Figure collection entries
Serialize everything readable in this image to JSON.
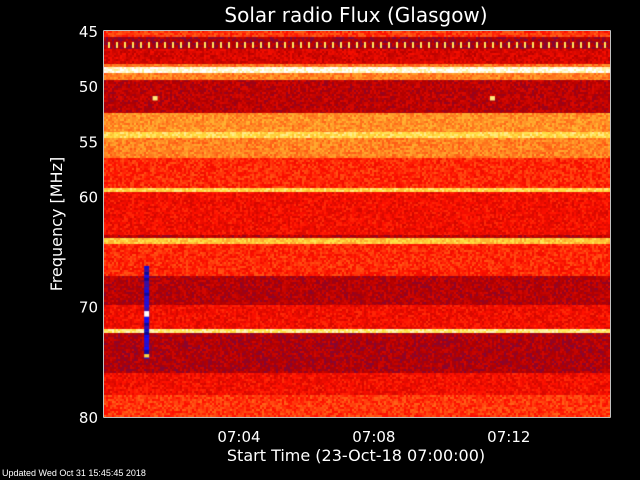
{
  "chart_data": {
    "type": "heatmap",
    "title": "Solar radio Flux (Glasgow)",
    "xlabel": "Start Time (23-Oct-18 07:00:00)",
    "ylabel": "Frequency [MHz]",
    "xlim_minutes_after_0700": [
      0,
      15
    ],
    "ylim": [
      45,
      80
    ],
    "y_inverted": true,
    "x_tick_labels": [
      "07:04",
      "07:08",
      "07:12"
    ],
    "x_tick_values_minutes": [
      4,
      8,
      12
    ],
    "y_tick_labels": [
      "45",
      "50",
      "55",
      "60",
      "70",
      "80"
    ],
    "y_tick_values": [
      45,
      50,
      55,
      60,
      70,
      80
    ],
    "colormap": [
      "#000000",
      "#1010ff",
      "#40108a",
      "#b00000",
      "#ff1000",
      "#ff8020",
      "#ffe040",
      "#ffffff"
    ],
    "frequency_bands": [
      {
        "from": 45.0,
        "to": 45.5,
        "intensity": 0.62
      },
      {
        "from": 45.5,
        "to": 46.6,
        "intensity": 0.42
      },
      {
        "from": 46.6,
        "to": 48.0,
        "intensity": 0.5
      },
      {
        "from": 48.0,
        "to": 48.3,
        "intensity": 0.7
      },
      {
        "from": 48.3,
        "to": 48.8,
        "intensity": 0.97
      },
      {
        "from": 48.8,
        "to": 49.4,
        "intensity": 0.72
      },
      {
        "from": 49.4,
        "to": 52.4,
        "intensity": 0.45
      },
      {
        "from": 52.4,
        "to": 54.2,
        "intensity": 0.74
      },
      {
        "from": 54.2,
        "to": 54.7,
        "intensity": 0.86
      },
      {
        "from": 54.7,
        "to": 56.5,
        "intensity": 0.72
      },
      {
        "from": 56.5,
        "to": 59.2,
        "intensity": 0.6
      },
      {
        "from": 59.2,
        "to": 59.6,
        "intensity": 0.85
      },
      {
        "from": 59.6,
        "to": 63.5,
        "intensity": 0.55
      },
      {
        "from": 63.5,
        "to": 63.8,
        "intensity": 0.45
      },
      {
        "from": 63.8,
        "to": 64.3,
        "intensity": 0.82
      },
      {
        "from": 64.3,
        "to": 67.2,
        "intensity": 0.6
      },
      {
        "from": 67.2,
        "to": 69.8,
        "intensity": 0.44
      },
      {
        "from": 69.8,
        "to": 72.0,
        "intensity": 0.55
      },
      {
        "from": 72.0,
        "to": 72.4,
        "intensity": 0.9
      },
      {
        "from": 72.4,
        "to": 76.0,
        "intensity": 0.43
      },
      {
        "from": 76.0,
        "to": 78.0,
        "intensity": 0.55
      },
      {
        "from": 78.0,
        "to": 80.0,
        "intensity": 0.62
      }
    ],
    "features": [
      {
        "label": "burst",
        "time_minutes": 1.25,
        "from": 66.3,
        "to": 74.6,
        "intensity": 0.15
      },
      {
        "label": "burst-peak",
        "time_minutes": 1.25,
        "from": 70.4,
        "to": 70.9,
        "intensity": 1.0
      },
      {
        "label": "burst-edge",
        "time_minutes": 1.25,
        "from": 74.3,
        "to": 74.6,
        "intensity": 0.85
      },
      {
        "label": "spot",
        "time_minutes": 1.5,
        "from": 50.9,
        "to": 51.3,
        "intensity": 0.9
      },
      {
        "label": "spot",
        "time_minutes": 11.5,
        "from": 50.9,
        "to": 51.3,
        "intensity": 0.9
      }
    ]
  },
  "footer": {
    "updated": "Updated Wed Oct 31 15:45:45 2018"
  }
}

* * *

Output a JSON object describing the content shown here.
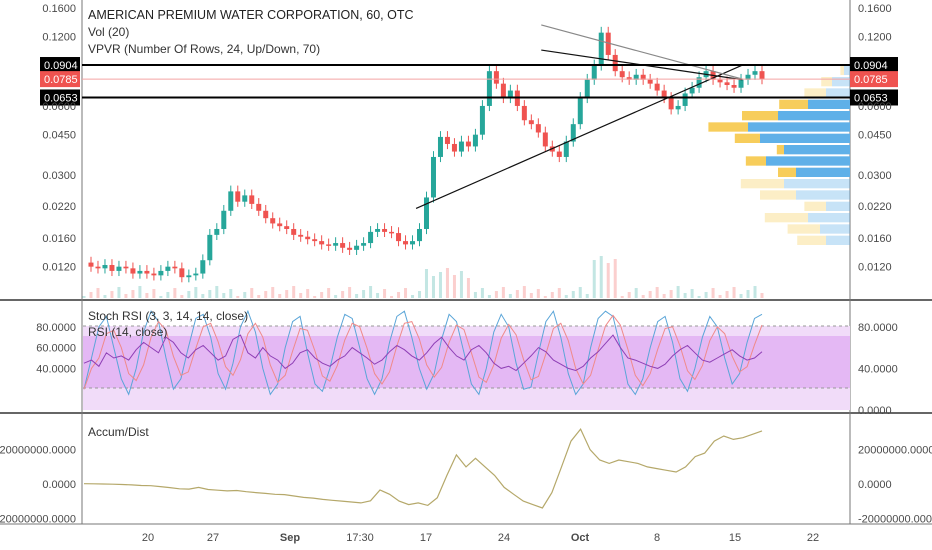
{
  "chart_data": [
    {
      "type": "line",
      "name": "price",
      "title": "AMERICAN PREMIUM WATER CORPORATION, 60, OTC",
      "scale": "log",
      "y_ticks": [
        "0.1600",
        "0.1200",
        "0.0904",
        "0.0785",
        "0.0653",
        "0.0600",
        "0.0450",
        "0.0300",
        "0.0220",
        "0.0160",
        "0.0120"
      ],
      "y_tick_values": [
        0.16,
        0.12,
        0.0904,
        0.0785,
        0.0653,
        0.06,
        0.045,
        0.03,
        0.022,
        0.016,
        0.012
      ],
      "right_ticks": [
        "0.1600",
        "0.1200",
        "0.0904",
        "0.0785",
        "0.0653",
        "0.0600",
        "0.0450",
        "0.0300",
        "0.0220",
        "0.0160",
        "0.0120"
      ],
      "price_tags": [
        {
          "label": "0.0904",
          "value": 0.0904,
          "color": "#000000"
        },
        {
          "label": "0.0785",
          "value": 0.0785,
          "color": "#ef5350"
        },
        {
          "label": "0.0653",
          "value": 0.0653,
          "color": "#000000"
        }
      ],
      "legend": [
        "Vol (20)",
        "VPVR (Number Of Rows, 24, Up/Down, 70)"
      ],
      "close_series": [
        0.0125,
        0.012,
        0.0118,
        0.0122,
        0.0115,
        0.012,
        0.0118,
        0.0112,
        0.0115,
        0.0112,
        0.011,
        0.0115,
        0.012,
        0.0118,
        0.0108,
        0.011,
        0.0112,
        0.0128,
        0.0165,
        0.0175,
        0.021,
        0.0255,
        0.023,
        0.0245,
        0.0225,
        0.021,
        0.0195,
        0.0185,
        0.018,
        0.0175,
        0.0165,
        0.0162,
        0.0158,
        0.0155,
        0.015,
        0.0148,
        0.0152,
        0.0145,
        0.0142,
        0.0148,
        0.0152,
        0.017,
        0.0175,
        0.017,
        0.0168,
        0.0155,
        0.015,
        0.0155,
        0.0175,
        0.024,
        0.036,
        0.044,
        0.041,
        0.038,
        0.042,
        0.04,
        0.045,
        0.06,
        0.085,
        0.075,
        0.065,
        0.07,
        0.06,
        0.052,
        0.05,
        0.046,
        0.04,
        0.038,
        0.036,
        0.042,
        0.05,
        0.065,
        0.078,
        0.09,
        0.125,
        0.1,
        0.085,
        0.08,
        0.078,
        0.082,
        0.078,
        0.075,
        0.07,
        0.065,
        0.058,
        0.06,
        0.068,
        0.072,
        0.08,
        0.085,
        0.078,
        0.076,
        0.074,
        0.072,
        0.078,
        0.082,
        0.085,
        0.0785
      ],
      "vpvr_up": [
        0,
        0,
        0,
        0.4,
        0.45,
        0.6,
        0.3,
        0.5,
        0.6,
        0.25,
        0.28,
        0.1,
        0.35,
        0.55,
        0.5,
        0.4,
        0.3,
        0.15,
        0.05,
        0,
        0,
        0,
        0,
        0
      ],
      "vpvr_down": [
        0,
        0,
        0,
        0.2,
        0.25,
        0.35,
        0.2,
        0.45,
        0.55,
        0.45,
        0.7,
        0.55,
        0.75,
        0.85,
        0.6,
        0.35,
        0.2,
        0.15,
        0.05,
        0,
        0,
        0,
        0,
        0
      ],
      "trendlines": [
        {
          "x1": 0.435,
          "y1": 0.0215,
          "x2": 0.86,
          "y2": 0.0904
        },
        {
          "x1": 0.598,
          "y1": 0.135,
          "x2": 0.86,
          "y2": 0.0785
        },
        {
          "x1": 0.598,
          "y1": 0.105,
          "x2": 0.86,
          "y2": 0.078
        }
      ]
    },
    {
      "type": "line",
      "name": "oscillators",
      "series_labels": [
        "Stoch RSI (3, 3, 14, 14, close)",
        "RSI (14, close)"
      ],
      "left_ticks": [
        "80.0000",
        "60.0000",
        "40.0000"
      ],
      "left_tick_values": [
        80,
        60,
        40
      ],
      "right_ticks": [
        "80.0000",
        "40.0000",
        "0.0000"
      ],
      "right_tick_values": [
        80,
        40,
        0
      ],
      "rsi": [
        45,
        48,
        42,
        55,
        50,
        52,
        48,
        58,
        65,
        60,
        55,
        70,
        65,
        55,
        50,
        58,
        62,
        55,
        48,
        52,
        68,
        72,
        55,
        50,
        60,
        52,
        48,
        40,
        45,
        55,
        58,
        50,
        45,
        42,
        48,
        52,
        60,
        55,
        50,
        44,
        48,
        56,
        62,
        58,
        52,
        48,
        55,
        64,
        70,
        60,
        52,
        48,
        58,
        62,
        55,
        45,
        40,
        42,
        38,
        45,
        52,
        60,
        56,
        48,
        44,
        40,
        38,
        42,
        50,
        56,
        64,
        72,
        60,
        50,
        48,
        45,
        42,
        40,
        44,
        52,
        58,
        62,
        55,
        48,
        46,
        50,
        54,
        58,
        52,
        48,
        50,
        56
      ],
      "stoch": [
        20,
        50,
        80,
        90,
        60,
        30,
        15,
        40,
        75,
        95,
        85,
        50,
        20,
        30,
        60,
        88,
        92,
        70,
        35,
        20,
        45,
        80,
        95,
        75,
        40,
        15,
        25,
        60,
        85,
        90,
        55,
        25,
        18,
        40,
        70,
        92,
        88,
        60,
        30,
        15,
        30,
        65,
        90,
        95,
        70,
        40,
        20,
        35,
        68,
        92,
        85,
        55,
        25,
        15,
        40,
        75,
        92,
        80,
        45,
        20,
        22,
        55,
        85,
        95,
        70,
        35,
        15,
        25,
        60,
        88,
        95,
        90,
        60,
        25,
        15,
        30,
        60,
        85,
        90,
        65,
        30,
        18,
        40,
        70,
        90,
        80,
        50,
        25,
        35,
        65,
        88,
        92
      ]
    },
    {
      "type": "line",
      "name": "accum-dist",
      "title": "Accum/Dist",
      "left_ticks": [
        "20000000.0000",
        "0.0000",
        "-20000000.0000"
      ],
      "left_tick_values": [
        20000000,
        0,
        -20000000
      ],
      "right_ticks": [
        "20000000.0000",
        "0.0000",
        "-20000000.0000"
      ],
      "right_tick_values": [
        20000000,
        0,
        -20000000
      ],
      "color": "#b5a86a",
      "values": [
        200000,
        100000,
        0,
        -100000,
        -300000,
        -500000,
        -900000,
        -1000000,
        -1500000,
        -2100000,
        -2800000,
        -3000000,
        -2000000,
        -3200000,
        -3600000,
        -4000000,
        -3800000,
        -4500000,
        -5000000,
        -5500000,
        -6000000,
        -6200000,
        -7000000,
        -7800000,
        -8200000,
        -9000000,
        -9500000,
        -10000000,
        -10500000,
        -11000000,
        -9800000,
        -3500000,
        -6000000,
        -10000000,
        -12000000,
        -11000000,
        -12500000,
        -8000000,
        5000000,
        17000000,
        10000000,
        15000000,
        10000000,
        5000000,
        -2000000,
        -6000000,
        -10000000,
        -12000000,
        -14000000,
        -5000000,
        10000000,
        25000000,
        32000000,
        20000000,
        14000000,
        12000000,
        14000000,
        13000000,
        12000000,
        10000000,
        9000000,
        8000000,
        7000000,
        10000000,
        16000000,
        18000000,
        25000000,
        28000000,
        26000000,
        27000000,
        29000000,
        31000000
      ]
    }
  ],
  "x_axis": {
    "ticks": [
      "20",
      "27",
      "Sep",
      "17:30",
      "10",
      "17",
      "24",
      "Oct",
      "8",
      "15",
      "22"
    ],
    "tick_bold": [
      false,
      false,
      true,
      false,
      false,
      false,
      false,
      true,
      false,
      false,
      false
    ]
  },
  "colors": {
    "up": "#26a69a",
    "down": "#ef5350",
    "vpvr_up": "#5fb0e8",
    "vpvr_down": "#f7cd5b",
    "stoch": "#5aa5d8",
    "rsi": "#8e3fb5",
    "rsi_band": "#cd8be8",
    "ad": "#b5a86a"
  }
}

---

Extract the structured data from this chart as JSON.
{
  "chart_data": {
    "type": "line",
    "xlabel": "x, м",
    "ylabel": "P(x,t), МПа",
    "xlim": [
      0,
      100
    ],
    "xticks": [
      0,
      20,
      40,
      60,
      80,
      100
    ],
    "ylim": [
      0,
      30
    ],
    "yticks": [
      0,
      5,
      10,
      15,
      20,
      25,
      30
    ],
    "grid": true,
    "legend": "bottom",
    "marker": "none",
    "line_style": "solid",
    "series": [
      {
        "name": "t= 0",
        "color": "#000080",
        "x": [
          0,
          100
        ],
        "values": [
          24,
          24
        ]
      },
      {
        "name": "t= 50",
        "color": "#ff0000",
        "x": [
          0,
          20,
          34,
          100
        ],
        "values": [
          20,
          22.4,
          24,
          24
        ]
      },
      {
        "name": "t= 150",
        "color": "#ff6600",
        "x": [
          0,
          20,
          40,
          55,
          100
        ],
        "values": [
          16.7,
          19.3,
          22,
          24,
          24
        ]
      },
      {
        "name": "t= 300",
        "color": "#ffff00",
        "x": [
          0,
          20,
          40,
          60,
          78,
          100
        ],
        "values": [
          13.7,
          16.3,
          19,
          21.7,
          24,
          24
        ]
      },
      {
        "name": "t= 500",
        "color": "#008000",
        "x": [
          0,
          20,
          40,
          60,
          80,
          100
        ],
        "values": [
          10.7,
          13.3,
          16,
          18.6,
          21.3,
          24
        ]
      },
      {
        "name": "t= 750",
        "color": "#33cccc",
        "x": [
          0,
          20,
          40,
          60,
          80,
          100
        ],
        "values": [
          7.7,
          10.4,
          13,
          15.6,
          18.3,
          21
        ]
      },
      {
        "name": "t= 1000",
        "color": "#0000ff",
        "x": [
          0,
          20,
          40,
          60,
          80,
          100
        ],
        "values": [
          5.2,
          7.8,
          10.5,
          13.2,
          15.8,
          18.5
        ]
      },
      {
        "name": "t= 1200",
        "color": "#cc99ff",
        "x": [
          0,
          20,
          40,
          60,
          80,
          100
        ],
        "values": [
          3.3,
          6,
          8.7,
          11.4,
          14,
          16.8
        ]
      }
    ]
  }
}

SET TASK: For the entries above, state how many lines contain the word "ylabel". Provide the number by itself.

CORRECT RESPONSE: 2